* **Exercise prompt**
Without the pictures, reproduce the records that follow exactly.

* **Given entries**
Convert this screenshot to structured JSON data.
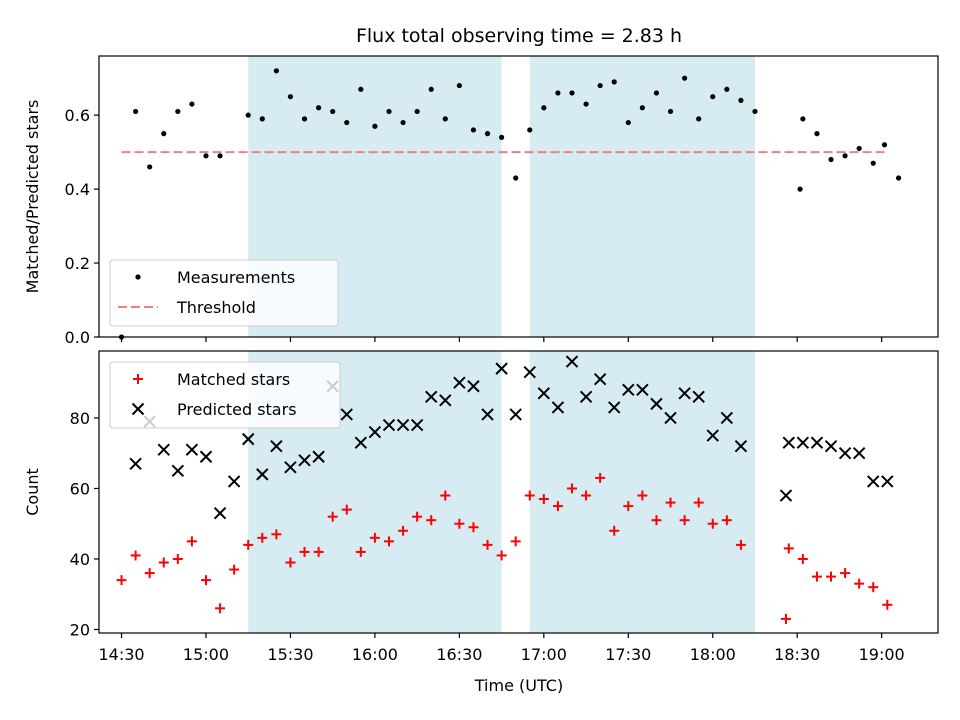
{
  "chart_data": {
    "type": "scatter",
    "title": "Flux total observing time = 2.83 h",
    "xlabel": "Time (UTC)",
    "x_tick_labels": [
      "14:30",
      "15:00",
      "15:30",
      "16:00",
      "16:30",
      "17:00",
      "17:30",
      "18:00",
      "18:30",
      "19:00"
    ],
    "x_tick_minutes": [
      870,
      900,
      930,
      960,
      990,
      1020,
      1050,
      1080,
      1110,
      1140
    ],
    "xlim_minutes": [
      862,
      1160
    ],
    "highlight_spans_minutes": [
      [
        915,
        1005
      ],
      [
        1015,
        1095
      ]
    ],
    "colors": {
      "measurements": "#000000",
      "threshold": "#f08080",
      "matched": "#ff0000",
      "predicted": "#000000",
      "span": "#add8e6"
    },
    "panels": [
      {
        "ylabel": "Matched/Predicted stars",
        "ylim": [
          0,
          0.76
        ],
        "y_ticks": [
          0.0,
          0.2,
          0.4,
          0.6
        ],
        "y_tick_labels": [
          "0.0",
          "0.2",
          "0.4",
          "0.6"
        ],
        "legend": [
          "Measurements",
          "Threshold"
        ],
        "legend_placement": "lower-left",
        "threshold": {
          "name": "Threshold",
          "value": 0.5,
          "x_range_minutes": [
            870,
            1141
          ]
        },
        "series": [
          {
            "name": "Measurements",
            "marker": "dot",
            "points": [
              [
                870,
                0.0
              ],
              [
                875,
                0.61
              ],
              [
                880,
                0.46
              ],
              [
                885,
                0.55
              ],
              [
                890,
                0.61
              ],
              [
                895,
                0.63
              ],
              [
                900,
                0.49
              ],
              [
                905,
                0.49
              ],
              [
                915,
                0.6
              ],
              [
                920,
                0.59
              ],
              [
                925,
                0.72
              ],
              [
                930,
                0.65
              ],
              [
                935,
                0.59
              ],
              [
                940,
                0.62
              ],
              [
                945,
                0.61
              ],
              [
                950,
                0.58
              ],
              [
                955,
                0.67
              ],
              [
                960,
                0.57
              ],
              [
                965,
                0.61
              ],
              [
                970,
                0.58
              ],
              [
                975,
                0.61
              ],
              [
                980,
                0.67
              ],
              [
                985,
                0.59
              ],
              [
                990,
                0.68
              ],
              [
                995,
                0.56
              ],
              [
                1000,
                0.55
              ],
              [
                1005,
                0.54
              ],
              [
                1010,
                0.43
              ],
              [
                1015,
                0.56
              ],
              [
                1020,
                0.62
              ],
              [
                1025,
                0.66
              ],
              [
                1030,
                0.66
              ],
              [
                1035,
                0.63
              ],
              [
                1040,
                0.68
              ],
              [
                1045,
                0.69
              ],
              [
                1050,
                0.58
              ],
              [
                1055,
                0.62
              ],
              [
                1060,
                0.66
              ],
              [
                1065,
                0.61
              ],
              [
                1070,
                0.7
              ],
              [
                1075,
                0.59
              ],
              [
                1080,
                0.65
              ],
              [
                1085,
                0.67
              ],
              [
                1090,
                0.64
              ],
              [
                1095,
                0.61
              ],
              [
                1111,
                0.4
              ],
              [
                1112,
                0.59
              ],
              [
                1117,
                0.55
              ],
              [
                1122,
                0.48
              ],
              [
                1127,
                0.49
              ],
              [
                1132,
                0.51
              ],
              [
                1137,
                0.47
              ],
              [
                1141,
                0.52
              ],
              [
                1146,
                0.43
              ]
            ]
          }
        ]
      },
      {
        "ylabel": "Count",
        "ylim": [
          19,
          99
        ],
        "y_ticks": [
          20,
          40,
          60,
          80
        ],
        "y_tick_labels": [
          "20",
          "40",
          "60",
          "80"
        ],
        "legend": [
          "Matched stars",
          "Predicted stars"
        ],
        "legend_placement": "upper-left",
        "series": [
          {
            "name": "Matched stars",
            "marker": "plus",
            "points": [
              [
                870,
                34
              ],
              [
                875,
                41
              ],
              [
                880,
                36
              ],
              [
                885,
                39
              ],
              [
                890,
                40
              ],
              [
                895,
                45
              ],
              [
                900,
                34
              ],
              [
                905,
                26
              ],
              [
                910,
                37
              ],
              [
                915,
                44
              ],
              [
                920,
                46
              ],
              [
                925,
                47
              ],
              [
                930,
                39
              ],
              [
                935,
                42
              ],
              [
                940,
                42
              ],
              [
                945,
                52
              ],
              [
                950,
                54
              ],
              [
                955,
                42
              ],
              [
                960,
                46
              ],
              [
                965,
                45
              ],
              [
                970,
                48
              ],
              [
                975,
                52
              ],
              [
                980,
                51
              ],
              [
                985,
                58
              ],
              [
                990,
                50
              ],
              [
                995,
                49
              ],
              [
                1000,
                44
              ],
              [
                1005,
                41
              ],
              [
                1010,
                45
              ],
              [
                1015,
                58
              ],
              [
                1020,
                57
              ],
              [
                1025,
                55
              ],
              [
                1030,
                60
              ],
              [
                1035,
                58
              ],
              [
                1040,
                63
              ],
              [
                1045,
                48
              ],
              [
                1050,
                55
              ],
              [
                1055,
                58
              ],
              [
                1060,
                51
              ],
              [
                1065,
                56
              ],
              [
                1070,
                51
              ],
              [
                1075,
                56
              ],
              [
                1080,
                50
              ],
              [
                1085,
                51
              ],
              [
                1090,
                44
              ],
              [
                1106,
                23
              ],
              [
                1107,
                43
              ],
              [
                1112,
                40
              ],
              [
                1117,
                35
              ],
              [
                1122,
                35
              ],
              [
                1127,
                36
              ],
              [
                1132,
                33
              ],
              [
                1137,
                32
              ],
              [
                1142,
                27
              ]
            ]
          },
          {
            "name": "Predicted stars",
            "marker": "x",
            "points": [
              [
                875,
                67
              ],
              [
                880,
                79
              ],
              [
                885,
                71
              ],
              [
                890,
                65
              ],
              [
                895,
                71
              ],
              [
                900,
                69
              ],
              [
                905,
                53
              ],
              [
                910,
                62
              ],
              [
                915,
                74
              ],
              [
                920,
                64
              ],
              [
                925,
                72
              ],
              [
                930,
                66
              ],
              [
                935,
                68
              ],
              [
                940,
                69
              ],
              [
                945,
                89
              ],
              [
                950,
                81
              ],
              [
                955,
                73
              ],
              [
                960,
                76
              ],
              [
                965,
                78
              ],
              [
                970,
                78
              ],
              [
                975,
                78
              ],
              [
                980,
                86
              ],
              [
                985,
                85
              ],
              [
                990,
                90
              ],
              [
                995,
                89
              ],
              [
                1000,
                81
              ],
              [
                1005,
                94
              ],
              [
                1010,
                81
              ],
              [
                1015,
                93
              ],
              [
                1020,
                87
              ],
              [
                1025,
                83
              ],
              [
                1030,
                96
              ],
              [
                1035,
                86
              ],
              [
                1040,
                91
              ],
              [
                1045,
                83
              ],
              [
                1050,
                88
              ],
              [
                1055,
                88
              ],
              [
                1060,
                84
              ],
              [
                1065,
                80
              ],
              [
                1070,
                87
              ],
              [
                1075,
                86
              ],
              [
                1080,
                75
              ],
              [
                1085,
                80
              ],
              [
                1090,
                72
              ],
              [
                1106,
                58
              ],
              [
                1107,
                73
              ],
              [
                1112,
                73
              ],
              [
                1117,
                73
              ],
              [
                1122,
                72
              ],
              [
                1127,
                70
              ],
              [
                1132,
                70
              ],
              [
                1137,
                62
              ],
              [
                1142,
                62
              ]
            ]
          }
        ]
      }
    ]
  }
}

* **Problem solution**
Convert this screenshot to structured JSON data.
{
  "chart_data": {
    "type": "scatter",
    "title": "Flux total observing time = 2.83 h",
    "xlabel": "Time (UTC)",
    "x_tick_labels": [
      "14:30",
      "15:00",
      "15:30",
      "16:00",
      "16:30",
      "17:00",
      "17:30",
      "18:00",
      "18:30",
      "19:00"
    ],
    "x_tick_minutes": [
      870,
      900,
      930,
      960,
      990,
      1020,
      1050,
      1080,
      1110,
      1140
    ],
    "xlim_minutes": [
      862,
      1160
    ],
    "highlight_spans_minutes": [
      [
        915,
        1005
      ],
      [
        1015,
        1095
      ]
    ],
    "colors": {
      "measurements": "#000000",
      "threshold": "#f08080",
      "matched": "#ff0000",
      "predicted": "#000000",
      "span": "#add8e6"
    },
    "panels": [
      {
        "ylabel": "Matched/Predicted stars",
        "ylim": [
          0,
          0.76
        ],
        "y_ticks": [
          0.0,
          0.2,
          0.4,
          0.6
        ],
        "y_tick_labels": [
          "0.0",
          "0.2",
          "0.4",
          "0.6"
        ],
        "legend": [
          "Measurements",
          "Threshold"
        ],
        "legend_placement": "lower-left",
        "threshold": {
          "name": "Threshold",
          "value": 0.5,
          "x_range_minutes": [
            870,
            1141
          ]
        },
        "series": [
          {
            "name": "Measurements",
            "marker": "dot",
            "points": [
              [
                870,
                0.0
              ],
              [
                875,
                0.61
              ],
              [
                880,
                0.46
              ],
              [
                885,
                0.55
              ],
              [
                890,
                0.61
              ],
              [
                895,
                0.63
              ],
              [
                900,
                0.49
              ],
              [
                905,
                0.49
              ],
              [
                915,
                0.6
              ],
              [
                920,
                0.59
              ],
              [
                925,
                0.72
              ],
              [
                930,
                0.65
              ],
              [
                935,
                0.59
              ],
              [
                940,
                0.62
              ],
              [
                945,
                0.61
              ],
              [
                950,
                0.58
              ],
              [
                955,
                0.67
              ],
              [
                960,
                0.57
              ],
              [
                965,
                0.61
              ],
              [
                970,
                0.58
              ],
              [
                975,
                0.61
              ],
              [
                980,
                0.67
              ],
              [
                985,
                0.59
              ],
              [
                990,
                0.68
              ],
              [
                995,
                0.56
              ],
              [
                1000,
                0.55
              ],
              [
                1005,
                0.54
              ],
              [
                1010,
                0.43
              ],
              [
                1015,
                0.56
              ],
              [
                1020,
                0.62
              ],
              [
                1025,
                0.66
              ],
              [
                1030,
                0.66
              ],
              [
                1035,
                0.63
              ],
              [
                1040,
                0.68
              ],
              [
                1045,
                0.69
              ],
              [
                1050,
                0.58
              ],
              [
                1055,
                0.62
              ],
              [
                1060,
                0.66
              ],
              [
                1065,
                0.61
              ],
              [
                1070,
                0.7
              ],
              [
                1075,
                0.59
              ],
              [
                1080,
                0.65
              ],
              [
                1085,
                0.67
              ],
              [
                1090,
                0.64
              ],
              [
                1095,
                0.61
              ],
              [
                1111,
                0.4
              ],
              [
                1112,
                0.59
              ],
              [
                1117,
                0.55
              ],
              [
                1122,
                0.48
              ],
              [
                1127,
                0.49
              ],
              [
                1132,
                0.51
              ],
              [
                1137,
                0.47
              ],
              [
                1141,
                0.52
              ],
              [
                1146,
                0.43
              ]
            ]
          }
        ]
      },
      {
        "ylabel": "Count",
        "ylim": [
          19,
          99
        ],
        "y_ticks": [
          20,
          40,
          60,
          80
        ],
        "y_tick_labels": [
          "20",
          "40",
          "60",
          "80"
        ],
        "legend": [
          "Matched stars",
          "Predicted stars"
        ],
        "legend_placement": "upper-left",
        "series": [
          {
            "name": "Matched stars",
            "marker": "plus",
            "points": [
              [
                870,
                34
              ],
              [
                875,
                41
              ],
              [
                880,
                36
              ],
              [
                885,
                39
              ],
              [
                890,
                40
              ],
              [
                895,
                45
              ],
              [
                900,
                34
              ],
              [
                905,
                26
              ],
              [
                910,
                37
              ],
              [
                915,
                44
              ],
              [
                920,
                46
              ],
              [
                925,
                47
              ],
              [
                930,
                39
              ],
              [
                935,
                42
              ],
              [
                940,
                42
              ],
              [
                945,
                52
              ],
              [
                950,
                54
              ],
              [
                955,
                42
              ],
              [
                960,
                46
              ],
              [
                965,
                45
              ],
              [
                970,
                48
              ],
              [
                975,
                52
              ],
              [
                980,
                51
              ],
              [
                985,
                58
              ],
              [
                990,
                50
              ],
              [
                995,
                49
              ],
              [
                1000,
                44
              ],
              [
                1005,
                41
              ],
              [
                1010,
                45
              ],
              [
                1015,
                58
              ],
              [
                1020,
                57
              ],
              [
                1025,
                55
              ],
              [
                1030,
                60
              ],
              [
                1035,
                58
              ],
              [
                1040,
                63
              ],
              [
                1045,
                48
              ],
              [
                1050,
                55
              ],
              [
                1055,
                58
              ],
              [
                1060,
                51
              ],
              [
                1065,
                56
              ],
              [
                1070,
                51
              ],
              [
                1075,
                56
              ],
              [
                1080,
                50
              ],
              [
                1085,
                51
              ],
              [
                1090,
                44
              ],
              [
                1106,
                23
              ],
              [
                1107,
                43
              ],
              [
                1112,
                40
              ],
              [
                1117,
                35
              ],
              [
                1122,
                35
              ],
              [
                1127,
                36
              ],
              [
                1132,
                33
              ],
              [
                1137,
                32
              ],
              [
                1142,
                27
              ]
            ]
          },
          {
            "name": "Predicted stars",
            "marker": "x",
            "points": [
              [
                875,
                67
              ],
              [
                880,
                79
              ],
              [
                885,
                71
              ],
              [
                890,
                65
              ],
              [
                895,
                71
              ],
              [
                900,
                69
              ],
              [
                905,
                53
              ],
              [
                910,
                62
              ],
              [
                915,
                74
              ],
              [
                920,
                64
              ],
              [
                925,
                72
              ],
              [
                930,
                66
              ],
              [
                935,
                68
              ],
              [
                940,
                69
              ],
              [
                945,
                89
              ],
              [
                950,
                81
              ],
              [
                955,
                73
              ],
              [
                960,
                76
              ],
              [
                965,
                78
              ],
              [
                970,
                78
              ],
              [
                975,
                78
              ],
              [
                980,
                86
              ],
              [
                985,
                85
              ],
              [
                990,
                90
              ],
              [
                995,
                89
              ],
              [
                1000,
                81
              ],
              [
                1005,
                94
              ],
              [
                1010,
                81
              ],
              [
                1015,
                93
              ],
              [
                1020,
                87
              ],
              [
                1025,
                83
              ],
              [
                1030,
                96
              ],
              [
                1035,
                86
              ],
              [
                1040,
                91
              ],
              [
                1045,
                83
              ],
              [
                1050,
                88
              ],
              [
                1055,
                88
              ],
              [
                1060,
                84
              ],
              [
                1065,
                80
              ],
              [
                1070,
                87
              ],
              [
                1075,
                86
              ],
              [
                1080,
                75
              ],
              [
                1085,
                80
              ],
              [
                1090,
                72
              ],
              [
                1106,
                58
              ],
              [
                1107,
                73
              ],
              [
                1112,
                73
              ],
              [
                1117,
                73
              ],
              [
                1122,
                72
              ],
              [
                1127,
                70
              ],
              [
                1132,
                70
              ],
              [
                1137,
                62
              ],
              [
                1142,
                62
              ]
            ]
          }
        ]
      }
    ]
  }
}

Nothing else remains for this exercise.